▸ **AVAILABLE DATA**:
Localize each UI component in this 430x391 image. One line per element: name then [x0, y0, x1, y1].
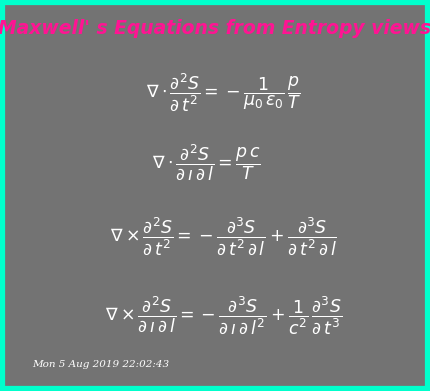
Text: $\nabla \times \dfrac{\partial^2 S}{\partial\, \imath\, \partial\, l} = -\dfrac{: $\nabla \times \dfrac{\partial^2 S}{\par… — [105, 294, 342, 335]
Text: $\nabla \cdot \dfrac{\partial^2 S}{\partial\, \imath\, \partial\, l} = \dfrac{p\: $\nabla \cdot \dfrac{\partial^2 S}{\part… — [152, 142, 261, 182]
Text: $\nabla \times \dfrac{\partial^2 S}{\partial\, t^2} = -\dfrac{\partial^3 S}{\par: $\nabla \times \dfrac{\partial^2 S}{\par… — [110, 216, 337, 257]
Text: Maxwell' s Equations from Entropy views: Maxwell' s Equations from Entropy views — [0, 19, 430, 38]
Text: Mon 5 Aug 2019 22:02:43: Mon 5 Aug 2019 22:02:43 — [32, 361, 169, 369]
Text: $\nabla \cdot \dfrac{\partial^2 S}{\partial\, t^2} = -\dfrac{1}{\mu_0\, \varepsi: $\nabla \cdot \dfrac{\partial^2 S}{\part… — [146, 71, 301, 113]
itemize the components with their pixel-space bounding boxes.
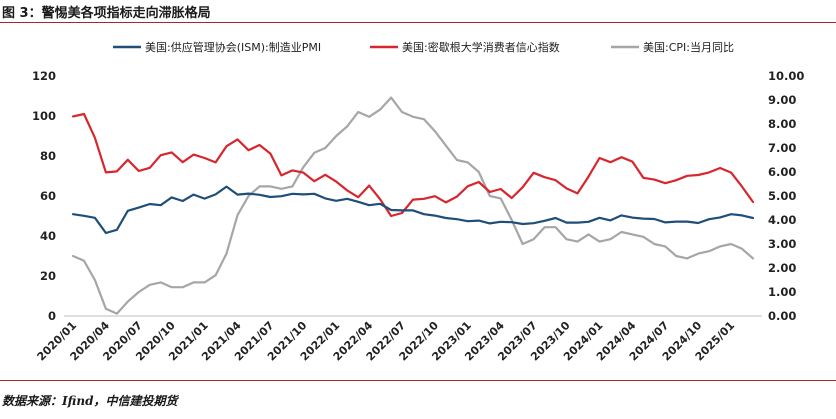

▸ **TASK OBJECTIVE**:
Arrange the lines of the data above as a JSON list of strings, one string per line, with blank lines and the pictures left out.

▸ **CORRECT RESULT**:
[
  "Localize each UI component in this 430x391 image. One line per element: name then [x0, y0, x1, y1].",
  "Text: $\\nabla \\times \\dfrac{\\partial^2 S}{\\partial\\, \\imath\\, \\partial\\, l} = -\\dfrac{: $\\nabla \\times \\dfrac{\\partial^2 S}{\\par… — [105, 294, 342, 335]",
  "Text: $\\nabla \\cdot \\dfrac{\\partial^2 S}{\\partial\\, \\imath\\, \\partial\\, l} = \\dfrac{p\\: $\\nabla \\cdot \\dfrac{\\partial^2 S}{\\part… — [152, 142, 261, 182]",
  "Text: $\\nabla \\times \\dfrac{\\partial^2 S}{\\partial\\, t^2} = -\\dfrac{\\partial^3 S}{\\par: $\\nabla \\times \\dfrac{\\partial^2 S}{\\par… — [110, 216, 337, 257]",
  "Text: Maxwell' s Equations from Entropy views: Maxwell' s Equations from Entropy views — [0, 19, 430, 38]",
  "Text: Mon 5 Aug 2019 22:02:43: Mon 5 Aug 2019 22:02:43 — [32, 361, 169, 369]",
  "Text: $\\nabla \\cdot \\dfrac{\\partial^2 S}{\\partial\\, t^2} = -\\dfrac{1}{\\mu_0\\, \\varepsi: $\\nabla \\cdot \\dfrac{\\partial^2 S}{\\part… — [146, 71, 301, 113]",
  "itemize the components with their pixel-space bounding boxes."
]